(Raw records)
........
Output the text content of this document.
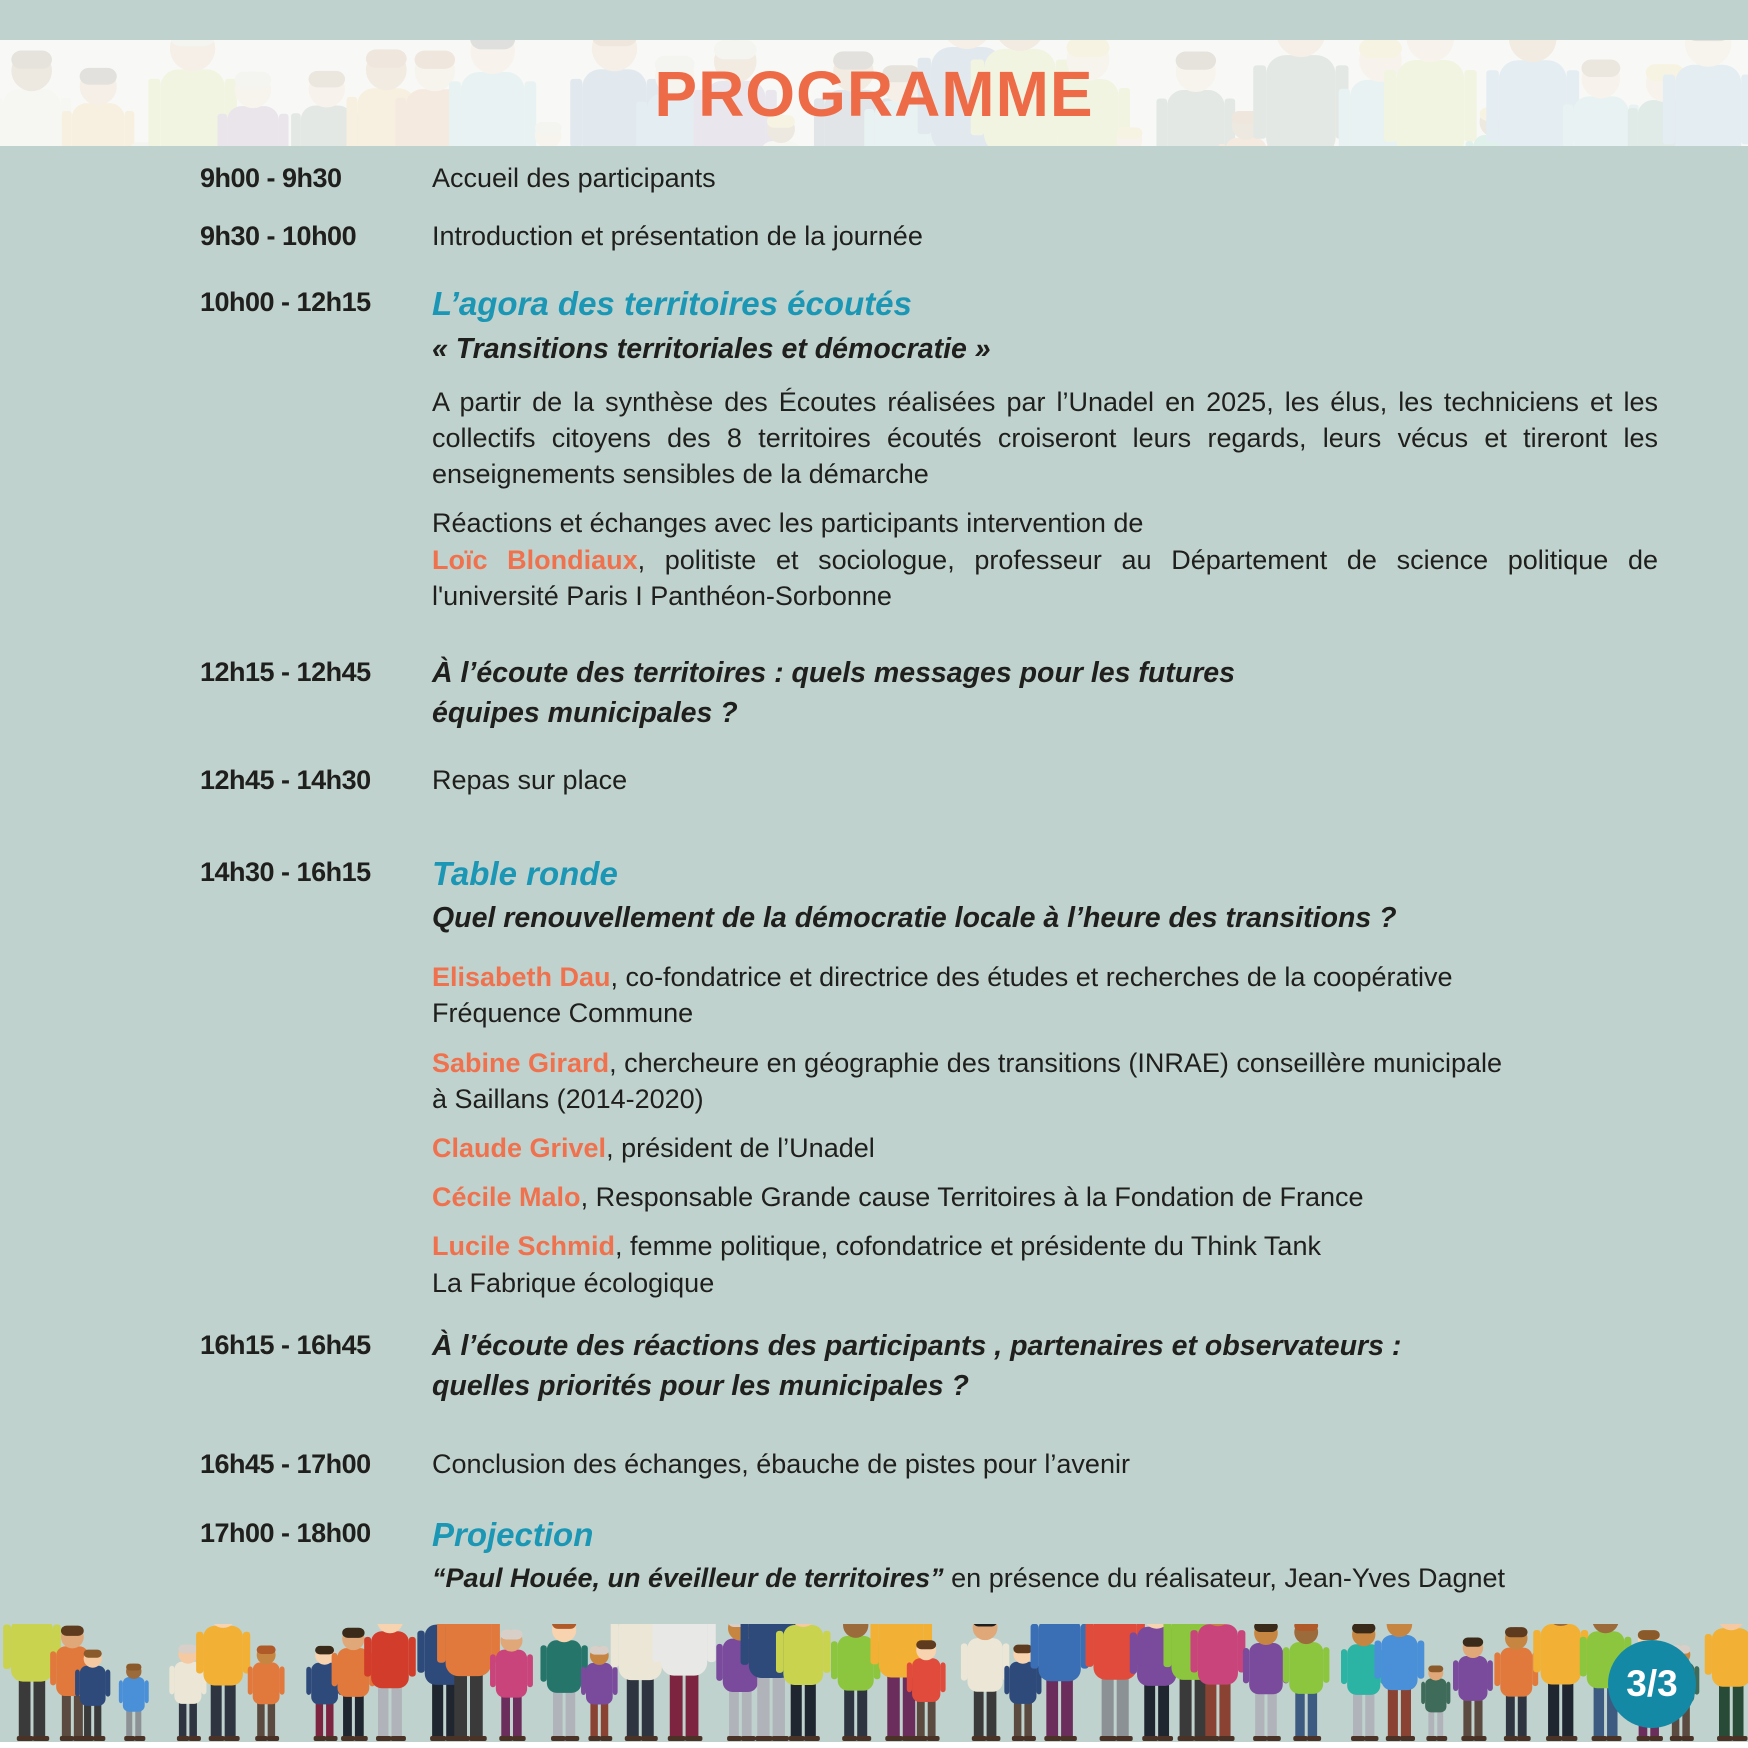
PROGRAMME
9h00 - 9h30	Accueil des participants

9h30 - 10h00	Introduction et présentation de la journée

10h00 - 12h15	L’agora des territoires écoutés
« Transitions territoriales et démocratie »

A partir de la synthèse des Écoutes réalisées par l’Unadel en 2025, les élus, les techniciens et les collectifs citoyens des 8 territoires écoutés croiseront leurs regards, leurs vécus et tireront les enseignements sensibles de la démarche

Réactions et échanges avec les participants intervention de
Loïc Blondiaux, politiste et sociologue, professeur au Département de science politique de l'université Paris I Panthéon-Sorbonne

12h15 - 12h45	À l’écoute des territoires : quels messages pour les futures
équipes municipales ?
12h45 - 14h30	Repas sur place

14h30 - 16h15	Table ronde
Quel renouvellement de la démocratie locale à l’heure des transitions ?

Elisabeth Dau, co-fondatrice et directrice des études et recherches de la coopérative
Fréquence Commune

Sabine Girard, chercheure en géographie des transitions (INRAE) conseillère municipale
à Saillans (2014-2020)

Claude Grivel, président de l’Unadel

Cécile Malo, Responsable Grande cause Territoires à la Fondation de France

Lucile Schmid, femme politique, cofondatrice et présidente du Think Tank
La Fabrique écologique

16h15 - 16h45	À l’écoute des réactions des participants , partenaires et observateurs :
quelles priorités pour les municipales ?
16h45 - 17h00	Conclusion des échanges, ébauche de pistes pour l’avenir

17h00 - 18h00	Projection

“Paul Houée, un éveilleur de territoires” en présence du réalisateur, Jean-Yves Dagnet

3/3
........
Print out the whole of the material word for word, without pictures.

Output the text content of this document.
PROGRAMME
9h00 - 9h30	Accueil des participants

9h30 - 10h00	Introduction et présentation de la journée

10h00 - 12h15	L’agora des territoires écoutés
« Transitions territoriales et démocratie »

A partir de la synthèse des Écoutes réalisées par l’Unadel en 2025, les élus, les techniciens et les collectifs citoyens des 8 territoires écoutés croiseront leurs regards, leurs vécus et tireront les enseignements sensibles de la démarche

Réactions et échanges avec les participants intervention de
Loïc Blondiaux, politiste et sociologue, professeur au Département de science politique de l'université Paris I Panthéon-Sorbonne

12h15 - 12h45	À l’écoute des territoires : quels messages pour les futures
équipes municipales ?
12h45 - 14h30	Repas sur place

14h30 - 16h15	Table ronde
Quel renouvellement de la démocratie locale à l’heure des transitions ?

Elisabeth Dau, co-fondatrice et directrice des études et recherches de la coopérative
Fréquence Commune

Sabine Girard, chercheure en géographie des transitions (INRAE) conseillère municipale
à Saillans (2014-2020)

Claude Grivel, président de l’Unadel

Cécile Malo, Responsable Grande cause Territoires à la Fondation de France

Lucile Schmid, femme politique, cofondatrice et présidente du Think Tank
La Fabrique écologique

16h15 - 16h45	À l’écoute des réactions des participants , partenaires et observateurs :
quelles priorités pour les municipales ?
16h45 - 17h00	Conclusion des échanges, ébauche de pistes pour l’avenir

17h00 - 18h00	Projection

“Paul Houée, un éveilleur de territoires” en présence du réalisateur, Jean-Yves Dagnet

3/3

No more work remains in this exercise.